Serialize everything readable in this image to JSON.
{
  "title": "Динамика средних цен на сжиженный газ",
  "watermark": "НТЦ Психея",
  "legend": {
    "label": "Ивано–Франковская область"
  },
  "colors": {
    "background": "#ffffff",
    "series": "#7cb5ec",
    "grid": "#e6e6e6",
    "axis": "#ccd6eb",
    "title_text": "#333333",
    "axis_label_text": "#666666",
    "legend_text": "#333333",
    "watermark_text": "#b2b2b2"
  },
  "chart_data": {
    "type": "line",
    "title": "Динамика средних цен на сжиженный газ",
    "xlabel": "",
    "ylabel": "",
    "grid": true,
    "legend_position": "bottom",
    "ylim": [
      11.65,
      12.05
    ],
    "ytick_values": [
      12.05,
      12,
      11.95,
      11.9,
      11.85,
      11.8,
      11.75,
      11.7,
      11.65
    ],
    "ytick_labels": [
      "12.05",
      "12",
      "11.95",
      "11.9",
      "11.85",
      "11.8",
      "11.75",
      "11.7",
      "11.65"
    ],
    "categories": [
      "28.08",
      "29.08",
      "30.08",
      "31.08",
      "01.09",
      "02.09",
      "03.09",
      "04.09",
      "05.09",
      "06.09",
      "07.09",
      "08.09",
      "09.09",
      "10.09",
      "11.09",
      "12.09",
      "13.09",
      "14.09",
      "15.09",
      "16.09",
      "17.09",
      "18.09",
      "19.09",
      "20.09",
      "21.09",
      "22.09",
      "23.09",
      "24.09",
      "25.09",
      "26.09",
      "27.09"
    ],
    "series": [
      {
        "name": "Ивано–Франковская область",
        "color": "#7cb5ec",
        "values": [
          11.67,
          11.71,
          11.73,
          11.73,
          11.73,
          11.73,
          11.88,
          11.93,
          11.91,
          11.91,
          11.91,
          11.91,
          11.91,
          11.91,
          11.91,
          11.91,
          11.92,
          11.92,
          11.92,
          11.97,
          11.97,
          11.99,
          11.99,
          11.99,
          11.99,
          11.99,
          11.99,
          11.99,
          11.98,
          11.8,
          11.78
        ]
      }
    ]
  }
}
--------------------------------------------------
| BRIEF |
Gather and return every line that holds the string "Ивано".

| RESPONSE TO THIS TASK |
    "label": "Ивано–Франковская область"
        "name": "Ивано–Франковская область",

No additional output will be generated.